**Exercise directions:** The listing below is to be output in its exact form.

Extracted data entries
>> start

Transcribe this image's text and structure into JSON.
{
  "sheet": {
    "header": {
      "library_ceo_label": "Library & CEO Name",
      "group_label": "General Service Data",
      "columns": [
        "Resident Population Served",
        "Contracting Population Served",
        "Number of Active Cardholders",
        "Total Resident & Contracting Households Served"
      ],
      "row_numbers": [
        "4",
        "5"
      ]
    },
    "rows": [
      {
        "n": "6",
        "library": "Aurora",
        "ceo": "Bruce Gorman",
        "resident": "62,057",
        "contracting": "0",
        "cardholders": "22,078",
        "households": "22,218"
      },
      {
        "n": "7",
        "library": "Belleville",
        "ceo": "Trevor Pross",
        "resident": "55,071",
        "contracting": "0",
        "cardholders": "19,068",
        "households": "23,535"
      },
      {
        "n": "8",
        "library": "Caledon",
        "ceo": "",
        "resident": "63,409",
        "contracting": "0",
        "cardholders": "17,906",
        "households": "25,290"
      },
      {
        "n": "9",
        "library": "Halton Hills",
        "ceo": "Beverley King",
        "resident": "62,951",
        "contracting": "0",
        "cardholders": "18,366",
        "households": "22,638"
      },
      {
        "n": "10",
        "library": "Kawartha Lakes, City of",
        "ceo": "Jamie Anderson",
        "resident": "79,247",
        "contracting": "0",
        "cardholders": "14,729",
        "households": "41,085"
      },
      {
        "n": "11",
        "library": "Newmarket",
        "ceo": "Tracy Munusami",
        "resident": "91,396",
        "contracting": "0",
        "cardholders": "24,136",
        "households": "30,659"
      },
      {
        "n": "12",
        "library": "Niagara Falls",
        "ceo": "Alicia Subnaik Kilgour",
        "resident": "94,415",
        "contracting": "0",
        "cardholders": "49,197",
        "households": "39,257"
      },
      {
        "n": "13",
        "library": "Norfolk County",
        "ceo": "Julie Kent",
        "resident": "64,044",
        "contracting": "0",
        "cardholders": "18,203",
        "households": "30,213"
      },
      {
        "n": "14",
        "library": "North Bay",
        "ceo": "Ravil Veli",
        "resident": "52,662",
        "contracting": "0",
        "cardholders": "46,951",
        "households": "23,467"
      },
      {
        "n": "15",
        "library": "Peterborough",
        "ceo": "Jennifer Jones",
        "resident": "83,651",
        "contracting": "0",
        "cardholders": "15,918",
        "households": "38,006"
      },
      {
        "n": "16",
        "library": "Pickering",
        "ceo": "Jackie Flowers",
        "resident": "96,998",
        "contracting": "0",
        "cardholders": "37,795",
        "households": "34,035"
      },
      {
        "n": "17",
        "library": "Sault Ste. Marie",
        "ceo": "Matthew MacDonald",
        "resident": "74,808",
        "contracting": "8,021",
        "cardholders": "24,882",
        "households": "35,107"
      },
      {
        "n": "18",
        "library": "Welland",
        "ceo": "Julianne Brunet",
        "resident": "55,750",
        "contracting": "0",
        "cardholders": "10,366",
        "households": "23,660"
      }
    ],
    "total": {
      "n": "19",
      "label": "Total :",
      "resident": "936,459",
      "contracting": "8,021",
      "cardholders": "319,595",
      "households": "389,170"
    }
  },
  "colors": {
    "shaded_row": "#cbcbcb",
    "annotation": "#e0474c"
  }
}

>> end

**Answer:**
Transcribe this image's text and structure into JSON.
{
  "sheet": {
    "header": {
      "library_ceo_label": "Library & CEO Name",
      "group_label": "General Service Data",
      "columns": [
        "Resident Population Served",
        "Contracting Population Served",
        "Number of Active Cardholders",
        "Total Resident & Contracting Households Served"
      ],
      "row_numbers": [
        "4",
        "5"
      ]
    },
    "rows": [
      {
        "n": "6",
        "library": "Aurora",
        "ceo": "Bruce Gorman",
        "resident": "62,057",
        "contracting": "0",
        "cardholders": "22,078",
        "households": "22,218"
      },
      {
        "n": "7",
        "library": "Belleville",
        "ceo": "Trevor Pross",
        "resident": "55,071",
        "contracting": "0",
        "cardholders": "19,068",
        "households": "23,535"
      },
      {
        "n": "8",
        "library": "Caledon",
        "ceo": "",
        "resident": "63,409",
        "contracting": "0",
        "cardholders": "17,906",
        "households": "25,290"
      },
      {
        "n": "9",
        "library": "Halton Hills",
        "ceo": "Beverley King",
        "resident": "62,951",
        "contracting": "0",
        "cardholders": "18,366",
        "households": "22,638"
      },
      {
        "n": "10",
        "library": "Kawartha Lakes, City of",
        "ceo": "Jamie Anderson",
        "resident": "79,247",
        "contracting": "0",
        "cardholders": "14,729",
        "households": "41,085"
      },
      {
        "n": "11",
        "library": "Newmarket",
        "ceo": "Tracy Munusami",
        "resident": "91,396",
        "contracting": "0",
        "cardholders": "24,136",
        "households": "30,659"
      },
      {
        "n": "12",
        "library": "Niagara Falls",
        "ceo": "Alicia Subnaik Kilgour",
        "resident": "94,415",
        "contracting": "0",
        "cardholders": "49,197",
        "households": "39,257"
      },
      {
        "n": "13",
        "library": "Norfolk County",
        "ceo": "Julie Kent",
        "resident": "64,044",
        "contracting": "0",
        "cardholders": "18,203",
        "households": "30,213"
      },
      {
        "n": "14",
        "library": "North Bay",
        "ceo": "Ravil Veli",
        "resident": "52,662",
        "contracting": "0",
        "cardholders": "46,951",
        "households": "23,467"
      },
      {
        "n": "15",
        "library": "Peterborough",
        "ceo": "Jennifer Jones",
        "resident": "83,651",
        "contracting": "0",
        "cardholders": "15,918",
        "households": "38,006"
      },
      {
        "n": "16",
        "library": "Pickering",
        "ceo": "Jackie Flowers",
        "resident": "96,998",
        "contracting": "0",
        "cardholders": "37,795",
        "households": "34,035"
      },
      {
        "n": "17",
        "library": "Sault Ste. Marie",
        "ceo": "Matthew MacDonald",
        "resident": "74,808",
        "contracting": "8,021",
        "cardholders": "24,882",
        "households": "35,107"
      },
      {
        "n": "18",
        "library": "Welland",
        "ceo": "Julianne Brunet",
        "resident": "55,750",
        "contracting": "0",
        "cardholders": "10,366",
        "households": "23,660"
      }
    ],
    "total": {
      "n": "19",
      "label": "Total :",
      "resident": "936,459",
      "contracting": "8,021",
      "cardholders": "319,595",
      "households": "389,170"
    }
  },
  "colors": {
    "shaded_row": "#cbcbcb",
    "annotation": "#e0474c"
  }
}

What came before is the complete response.